──────── Working data ────────
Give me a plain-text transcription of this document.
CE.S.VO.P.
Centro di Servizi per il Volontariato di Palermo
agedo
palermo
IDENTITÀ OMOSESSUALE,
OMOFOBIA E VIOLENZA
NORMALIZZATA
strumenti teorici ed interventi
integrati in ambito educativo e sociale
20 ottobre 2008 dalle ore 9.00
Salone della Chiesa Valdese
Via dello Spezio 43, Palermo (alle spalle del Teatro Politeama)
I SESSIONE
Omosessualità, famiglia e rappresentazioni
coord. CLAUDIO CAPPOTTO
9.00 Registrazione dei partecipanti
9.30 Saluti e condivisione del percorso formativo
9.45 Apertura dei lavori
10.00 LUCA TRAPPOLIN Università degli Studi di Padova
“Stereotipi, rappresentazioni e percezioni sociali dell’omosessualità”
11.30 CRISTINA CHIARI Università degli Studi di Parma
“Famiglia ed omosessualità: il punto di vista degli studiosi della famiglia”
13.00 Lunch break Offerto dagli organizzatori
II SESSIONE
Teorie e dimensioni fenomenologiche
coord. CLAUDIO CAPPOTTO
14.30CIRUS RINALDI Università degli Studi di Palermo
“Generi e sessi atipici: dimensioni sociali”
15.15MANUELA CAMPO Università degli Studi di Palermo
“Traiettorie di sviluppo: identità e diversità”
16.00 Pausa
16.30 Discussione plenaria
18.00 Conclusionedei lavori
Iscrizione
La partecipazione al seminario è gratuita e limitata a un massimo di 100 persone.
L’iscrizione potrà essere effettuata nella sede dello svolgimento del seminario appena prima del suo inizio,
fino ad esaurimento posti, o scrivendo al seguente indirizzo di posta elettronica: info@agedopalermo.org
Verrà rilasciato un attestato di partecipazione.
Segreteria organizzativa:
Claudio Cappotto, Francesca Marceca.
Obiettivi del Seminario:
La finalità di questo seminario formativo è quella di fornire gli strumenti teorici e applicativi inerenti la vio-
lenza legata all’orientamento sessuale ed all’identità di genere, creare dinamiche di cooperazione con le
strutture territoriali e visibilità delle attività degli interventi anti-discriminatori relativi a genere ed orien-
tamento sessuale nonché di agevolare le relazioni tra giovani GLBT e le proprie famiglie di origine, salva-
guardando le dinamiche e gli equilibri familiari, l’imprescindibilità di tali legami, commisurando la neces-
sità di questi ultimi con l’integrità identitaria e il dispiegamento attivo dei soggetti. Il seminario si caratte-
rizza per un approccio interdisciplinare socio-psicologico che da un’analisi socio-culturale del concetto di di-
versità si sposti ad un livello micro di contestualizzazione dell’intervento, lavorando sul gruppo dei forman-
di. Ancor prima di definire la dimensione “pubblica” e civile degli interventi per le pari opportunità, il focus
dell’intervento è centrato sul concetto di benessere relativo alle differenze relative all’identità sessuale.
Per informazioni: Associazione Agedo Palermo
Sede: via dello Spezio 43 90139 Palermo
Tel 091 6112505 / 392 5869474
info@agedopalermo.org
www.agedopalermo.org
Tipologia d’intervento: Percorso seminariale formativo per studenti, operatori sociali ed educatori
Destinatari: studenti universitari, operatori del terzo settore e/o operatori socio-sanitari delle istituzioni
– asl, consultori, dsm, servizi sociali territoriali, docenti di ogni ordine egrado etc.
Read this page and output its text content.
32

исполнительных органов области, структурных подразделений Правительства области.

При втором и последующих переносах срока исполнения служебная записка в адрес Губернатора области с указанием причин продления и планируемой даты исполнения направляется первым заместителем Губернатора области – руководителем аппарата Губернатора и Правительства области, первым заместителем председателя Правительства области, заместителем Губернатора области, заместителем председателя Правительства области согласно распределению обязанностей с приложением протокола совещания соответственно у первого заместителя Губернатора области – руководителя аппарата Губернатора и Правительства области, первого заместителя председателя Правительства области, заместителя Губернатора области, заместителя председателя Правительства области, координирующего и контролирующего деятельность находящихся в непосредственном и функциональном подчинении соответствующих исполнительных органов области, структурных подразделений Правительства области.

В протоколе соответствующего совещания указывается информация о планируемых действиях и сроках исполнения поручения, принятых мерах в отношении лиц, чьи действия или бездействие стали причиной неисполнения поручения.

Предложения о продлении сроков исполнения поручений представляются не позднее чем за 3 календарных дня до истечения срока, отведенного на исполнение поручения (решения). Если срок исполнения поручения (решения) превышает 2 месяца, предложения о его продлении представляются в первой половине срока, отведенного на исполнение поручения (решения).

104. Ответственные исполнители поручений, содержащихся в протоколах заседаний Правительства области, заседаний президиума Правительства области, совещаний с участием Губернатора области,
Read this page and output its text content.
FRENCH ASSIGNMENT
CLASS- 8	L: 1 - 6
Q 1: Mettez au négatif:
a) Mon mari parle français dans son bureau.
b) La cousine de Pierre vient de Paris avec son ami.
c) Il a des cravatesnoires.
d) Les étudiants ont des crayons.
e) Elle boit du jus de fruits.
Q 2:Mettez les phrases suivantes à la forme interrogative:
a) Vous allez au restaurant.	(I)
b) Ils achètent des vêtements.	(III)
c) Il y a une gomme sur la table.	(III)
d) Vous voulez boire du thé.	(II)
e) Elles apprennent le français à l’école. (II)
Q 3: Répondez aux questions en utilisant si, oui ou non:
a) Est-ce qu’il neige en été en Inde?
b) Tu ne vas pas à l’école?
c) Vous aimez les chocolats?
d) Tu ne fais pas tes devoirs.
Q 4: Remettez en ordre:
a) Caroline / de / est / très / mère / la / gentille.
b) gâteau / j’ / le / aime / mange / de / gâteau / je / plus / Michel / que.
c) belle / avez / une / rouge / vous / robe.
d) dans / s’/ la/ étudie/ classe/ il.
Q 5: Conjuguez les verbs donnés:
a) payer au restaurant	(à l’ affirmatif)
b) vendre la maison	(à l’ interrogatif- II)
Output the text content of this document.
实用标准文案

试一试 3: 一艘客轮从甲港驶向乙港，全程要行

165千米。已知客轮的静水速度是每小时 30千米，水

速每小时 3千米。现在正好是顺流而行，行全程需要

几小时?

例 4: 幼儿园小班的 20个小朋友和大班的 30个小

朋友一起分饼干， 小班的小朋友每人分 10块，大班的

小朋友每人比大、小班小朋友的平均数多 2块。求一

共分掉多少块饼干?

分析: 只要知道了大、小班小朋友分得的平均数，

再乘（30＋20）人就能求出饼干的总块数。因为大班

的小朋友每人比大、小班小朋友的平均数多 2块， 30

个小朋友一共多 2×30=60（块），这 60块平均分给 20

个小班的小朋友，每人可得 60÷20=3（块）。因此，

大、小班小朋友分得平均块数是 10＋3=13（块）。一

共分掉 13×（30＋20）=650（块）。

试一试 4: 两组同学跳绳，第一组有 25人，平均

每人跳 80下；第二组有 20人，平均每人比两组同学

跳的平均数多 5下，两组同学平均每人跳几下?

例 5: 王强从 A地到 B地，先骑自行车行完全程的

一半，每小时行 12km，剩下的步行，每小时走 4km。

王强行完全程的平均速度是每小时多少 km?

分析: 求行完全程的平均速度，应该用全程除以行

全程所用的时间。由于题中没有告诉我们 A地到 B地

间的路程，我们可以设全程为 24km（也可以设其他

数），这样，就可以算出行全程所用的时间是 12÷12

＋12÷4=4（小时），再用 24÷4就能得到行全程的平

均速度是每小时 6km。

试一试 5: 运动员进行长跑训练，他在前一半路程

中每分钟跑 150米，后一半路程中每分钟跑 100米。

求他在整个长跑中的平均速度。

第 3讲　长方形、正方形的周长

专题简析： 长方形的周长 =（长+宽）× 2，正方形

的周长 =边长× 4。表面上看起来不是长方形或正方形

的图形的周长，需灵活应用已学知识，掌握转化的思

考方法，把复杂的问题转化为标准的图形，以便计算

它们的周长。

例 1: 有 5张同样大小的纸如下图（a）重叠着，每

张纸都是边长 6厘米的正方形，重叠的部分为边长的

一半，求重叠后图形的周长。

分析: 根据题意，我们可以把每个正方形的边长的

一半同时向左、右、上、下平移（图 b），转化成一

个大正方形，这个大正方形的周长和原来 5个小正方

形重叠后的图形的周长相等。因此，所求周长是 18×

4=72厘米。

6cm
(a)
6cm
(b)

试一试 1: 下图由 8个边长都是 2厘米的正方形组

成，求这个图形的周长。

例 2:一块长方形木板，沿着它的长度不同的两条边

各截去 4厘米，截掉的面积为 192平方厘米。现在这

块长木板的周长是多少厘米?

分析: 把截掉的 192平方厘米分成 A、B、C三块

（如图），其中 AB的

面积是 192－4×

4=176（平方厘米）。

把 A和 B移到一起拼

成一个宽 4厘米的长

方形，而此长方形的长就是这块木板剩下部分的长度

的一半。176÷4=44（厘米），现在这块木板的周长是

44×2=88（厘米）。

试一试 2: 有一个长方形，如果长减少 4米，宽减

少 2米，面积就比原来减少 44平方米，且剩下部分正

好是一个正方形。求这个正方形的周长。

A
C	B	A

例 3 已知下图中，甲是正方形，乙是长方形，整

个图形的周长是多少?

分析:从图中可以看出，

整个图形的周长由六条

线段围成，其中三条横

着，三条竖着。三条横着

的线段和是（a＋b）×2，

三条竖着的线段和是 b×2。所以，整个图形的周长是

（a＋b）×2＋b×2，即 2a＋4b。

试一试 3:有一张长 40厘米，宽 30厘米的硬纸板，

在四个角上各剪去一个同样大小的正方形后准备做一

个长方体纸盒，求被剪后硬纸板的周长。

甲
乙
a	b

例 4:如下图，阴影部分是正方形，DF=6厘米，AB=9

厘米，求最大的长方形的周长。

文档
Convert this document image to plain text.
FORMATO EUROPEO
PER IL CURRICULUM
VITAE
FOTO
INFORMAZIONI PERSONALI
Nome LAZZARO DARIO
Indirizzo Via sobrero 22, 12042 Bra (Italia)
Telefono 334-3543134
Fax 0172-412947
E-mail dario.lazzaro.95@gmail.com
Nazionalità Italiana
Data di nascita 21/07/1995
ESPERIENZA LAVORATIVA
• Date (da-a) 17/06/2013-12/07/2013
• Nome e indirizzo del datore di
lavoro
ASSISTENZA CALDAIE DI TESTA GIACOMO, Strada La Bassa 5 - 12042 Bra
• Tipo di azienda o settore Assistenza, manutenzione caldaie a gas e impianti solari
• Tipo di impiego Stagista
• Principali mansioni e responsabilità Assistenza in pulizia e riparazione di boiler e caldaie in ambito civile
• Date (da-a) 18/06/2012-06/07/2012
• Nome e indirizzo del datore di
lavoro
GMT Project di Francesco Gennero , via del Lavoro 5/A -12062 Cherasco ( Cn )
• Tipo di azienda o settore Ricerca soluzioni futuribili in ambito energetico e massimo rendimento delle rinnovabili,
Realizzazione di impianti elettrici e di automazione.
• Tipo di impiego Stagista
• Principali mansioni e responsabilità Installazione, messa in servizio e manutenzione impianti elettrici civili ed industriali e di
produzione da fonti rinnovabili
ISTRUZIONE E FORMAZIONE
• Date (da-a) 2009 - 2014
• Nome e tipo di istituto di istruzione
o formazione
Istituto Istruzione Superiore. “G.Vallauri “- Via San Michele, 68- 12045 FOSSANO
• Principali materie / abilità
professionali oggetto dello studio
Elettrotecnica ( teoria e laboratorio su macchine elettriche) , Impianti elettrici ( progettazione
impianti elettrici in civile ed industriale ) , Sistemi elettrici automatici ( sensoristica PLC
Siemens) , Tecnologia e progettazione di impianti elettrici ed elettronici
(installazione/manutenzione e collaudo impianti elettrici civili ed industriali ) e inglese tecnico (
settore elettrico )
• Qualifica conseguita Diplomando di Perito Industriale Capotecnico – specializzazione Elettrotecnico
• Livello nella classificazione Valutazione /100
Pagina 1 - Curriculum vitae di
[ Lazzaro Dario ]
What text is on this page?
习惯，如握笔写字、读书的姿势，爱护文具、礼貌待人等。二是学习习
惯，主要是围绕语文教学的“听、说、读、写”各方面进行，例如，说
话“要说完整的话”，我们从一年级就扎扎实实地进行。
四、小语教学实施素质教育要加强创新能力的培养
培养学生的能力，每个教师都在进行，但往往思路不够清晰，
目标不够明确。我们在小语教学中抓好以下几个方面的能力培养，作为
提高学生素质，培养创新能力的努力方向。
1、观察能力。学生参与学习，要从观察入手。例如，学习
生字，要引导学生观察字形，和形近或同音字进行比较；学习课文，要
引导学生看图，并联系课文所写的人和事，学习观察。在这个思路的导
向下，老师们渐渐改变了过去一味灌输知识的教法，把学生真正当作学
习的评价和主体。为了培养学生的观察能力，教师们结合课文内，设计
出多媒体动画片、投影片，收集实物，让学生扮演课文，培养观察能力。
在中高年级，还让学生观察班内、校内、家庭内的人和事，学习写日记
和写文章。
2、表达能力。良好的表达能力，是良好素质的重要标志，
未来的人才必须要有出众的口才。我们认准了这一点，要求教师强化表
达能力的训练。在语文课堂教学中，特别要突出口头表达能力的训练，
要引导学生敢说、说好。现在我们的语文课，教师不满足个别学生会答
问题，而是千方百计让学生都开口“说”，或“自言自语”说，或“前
────────
» **The problem**:
Look through the entries above. Extract each line with the word "text".

» **Finished answer**:
Give me a plain-text transcription of this document.
Read this page and output its text content.
Read this page and output its text content.
Output the text content of this document.
Convert this document image to plain text.
What text is on this page?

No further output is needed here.